**** Supplied records ****

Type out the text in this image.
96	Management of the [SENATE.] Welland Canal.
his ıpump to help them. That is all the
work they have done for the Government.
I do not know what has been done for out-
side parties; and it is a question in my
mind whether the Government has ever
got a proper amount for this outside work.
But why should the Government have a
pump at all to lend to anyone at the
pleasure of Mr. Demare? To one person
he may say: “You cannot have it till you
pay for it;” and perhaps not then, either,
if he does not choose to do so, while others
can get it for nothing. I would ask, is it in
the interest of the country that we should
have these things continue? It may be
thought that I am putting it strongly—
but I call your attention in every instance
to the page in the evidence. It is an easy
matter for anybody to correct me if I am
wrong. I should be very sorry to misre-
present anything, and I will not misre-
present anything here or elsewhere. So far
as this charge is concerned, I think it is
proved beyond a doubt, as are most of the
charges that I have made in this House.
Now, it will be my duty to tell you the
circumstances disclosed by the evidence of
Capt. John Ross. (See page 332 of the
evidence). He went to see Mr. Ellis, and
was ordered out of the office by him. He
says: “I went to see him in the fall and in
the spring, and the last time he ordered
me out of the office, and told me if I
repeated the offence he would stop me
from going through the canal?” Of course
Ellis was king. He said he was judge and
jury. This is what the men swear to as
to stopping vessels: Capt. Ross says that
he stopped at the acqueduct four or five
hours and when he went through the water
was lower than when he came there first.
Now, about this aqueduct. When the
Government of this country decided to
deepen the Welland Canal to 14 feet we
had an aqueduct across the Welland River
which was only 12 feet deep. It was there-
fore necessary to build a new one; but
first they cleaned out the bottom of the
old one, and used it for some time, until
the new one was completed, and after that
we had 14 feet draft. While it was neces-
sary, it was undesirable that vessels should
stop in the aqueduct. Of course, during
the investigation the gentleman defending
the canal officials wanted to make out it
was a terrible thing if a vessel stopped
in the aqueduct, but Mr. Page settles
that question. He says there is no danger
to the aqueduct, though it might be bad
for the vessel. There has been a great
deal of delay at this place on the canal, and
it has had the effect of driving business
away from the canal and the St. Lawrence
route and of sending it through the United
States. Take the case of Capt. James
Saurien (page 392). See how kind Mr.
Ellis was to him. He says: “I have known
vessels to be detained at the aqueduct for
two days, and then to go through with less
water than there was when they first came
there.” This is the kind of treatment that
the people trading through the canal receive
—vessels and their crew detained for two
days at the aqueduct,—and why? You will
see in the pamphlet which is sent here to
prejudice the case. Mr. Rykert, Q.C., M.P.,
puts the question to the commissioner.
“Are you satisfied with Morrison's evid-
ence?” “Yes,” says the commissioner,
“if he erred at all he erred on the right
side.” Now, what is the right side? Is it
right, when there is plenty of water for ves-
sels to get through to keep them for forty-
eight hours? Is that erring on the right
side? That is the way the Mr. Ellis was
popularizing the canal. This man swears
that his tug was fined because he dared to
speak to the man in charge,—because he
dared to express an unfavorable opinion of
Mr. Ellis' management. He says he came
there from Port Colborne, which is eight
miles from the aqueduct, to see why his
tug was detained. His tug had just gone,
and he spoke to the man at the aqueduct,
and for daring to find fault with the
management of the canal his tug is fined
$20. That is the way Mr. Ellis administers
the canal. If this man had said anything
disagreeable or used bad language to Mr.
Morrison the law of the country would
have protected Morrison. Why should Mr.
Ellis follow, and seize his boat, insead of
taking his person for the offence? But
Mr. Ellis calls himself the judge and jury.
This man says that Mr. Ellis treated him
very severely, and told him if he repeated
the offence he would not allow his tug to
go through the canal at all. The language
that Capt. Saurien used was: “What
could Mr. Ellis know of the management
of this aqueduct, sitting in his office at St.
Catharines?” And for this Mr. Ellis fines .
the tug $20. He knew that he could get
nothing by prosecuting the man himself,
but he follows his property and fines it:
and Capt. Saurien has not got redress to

****

Task instructions
Write the data back out verbatim.

Task response
Type out the text in this image.
96	Management of the [SENATE.] Welland Canal.
his ıpump to help them. That is all the
work they have done for the Government.
I do not know what has been done for out-
side parties; and it is a question in my
mind whether the Government has ever
got a proper amount for this outside work.
But why should the Government have a
pump at all to lend to anyone at the
pleasure of Mr. Demare? To one person
he may say: “You cannot have it till you
pay for it;” and perhaps not then, either,
if he does not choose to do so, while others
can get it for nothing. I would ask, is it in
the interest of the country that we should
have these things continue? It may be
thought that I am putting it strongly—
but I call your attention in every instance
to the page in the evidence. It is an easy
matter for anybody to correct me if I am
wrong. I should be very sorry to misre-
present anything, and I will not misre-
present anything here or elsewhere. So far
as this charge is concerned, I think it is
proved beyond a doubt, as are most of the
charges that I have made in this House.
Now, it will be my duty to tell you the
circumstances disclosed by the evidence of
Capt. John Ross. (See page 332 of the
evidence). He went to see Mr. Ellis, and
was ordered out of the office by him. He
says: “I went to see him in the fall and in
the spring, and the last time he ordered
me out of the office, and told me if I
repeated the offence he would stop me
from going through the canal?” Of course
Ellis was king. He said he was judge and
jury. This is what the men swear to as
to stopping vessels: Capt. Ross says that
he stopped at the acqueduct four or five
hours and when he went through the water
was lower than when he came there first.
Now, about this aqueduct. When the
Government of this country decided to
deepen the Welland Canal to 14 feet we
had an aqueduct across the Welland River
which was only 12 feet deep. It was there-
fore necessary to build a new one; but
first they cleaned out the bottom of the
old one, and used it for some time, until
the new one was completed, and after that
we had 14 feet draft. While it was neces-
sary, it was undesirable that vessels should
stop in the aqueduct. Of course, during
the investigation the gentleman defending
the canal officials wanted to make out it
was a terrible thing if a vessel stopped
in the aqueduct, but Mr. Page settles
that question. He says there is no danger
to the aqueduct, though it might be bad
for the vessel. There has been a great
deal of delay at this place on the canal, and
it has had the effect of driving business
away from the canal and the St. Lawrence
route and of sending it through the United
States. Take the case of Capt. James
Saurien (page 392). See how kind Mr.
Ellis was to him. He says: “I have known
vessels to be detained at the aqueduct for
two days, and then to go through with less
water than there was when they first came
there.” This is the kind of treatment that
the people trading through the canal receive
—vessels and their crew detained for two
days at the aqueduct,—and why? You will
see in the pamphlet which is sent here to
prejudice the case. Mr. Rykert, Q.C., M.P.,
puts the question to the commissioner.
“Are you satisfied with Morrison's evid-
ence?” “Yes,” says the commissioner,
“if he erred at all he erred on the right
side.” Now, what is the right side? Is it
right, when there is plenty of water for ves-
sels to get through to keep them for forty-
eight hours? Is that erring on the right
side? That is the way the Mr. Ellis was
popularizing the canal. This man swears
that his tug was fined because he dared to
speak to the man in charge,—because he
dared to express an unfavorable opinion of
Mr. Ellis' management. He says he came
there from Port Colborne, which is eight
miles from the aqueduct, to see why his
tug was detained. His tug had just gone,
and he spoke to the man at the aqueduct,
and for daring to find fault with the
management of the canal his tug is fined
$20. That is the way Mr. Ellis administers
the canal. If this man had said anything
disagreeable or used bad language to Mr.
Morrison the law of the country would
have protected Morrison. Why should Mr.
Ellis follow, and seize his boat, insead of
taking his person for the offence? But
Mr. Ellis calls himself the judge and jury.
This man says that Mr. Ellis treated him
very severely, and told him if he repeated
the offence he would not allow his tug to
go through the canal at all. The language
that Capt. Saurien used was: “What
could Mr. Ellis know of the management
of this aqueduct, sitting in his office at St.
Catharines?” And for this Mr. Ellis fines .
the tug $20. He knew that he could get
nothing by prosecuting the man himself,
but he follows his property and fines it:
and Capt. Saurien has not got redress to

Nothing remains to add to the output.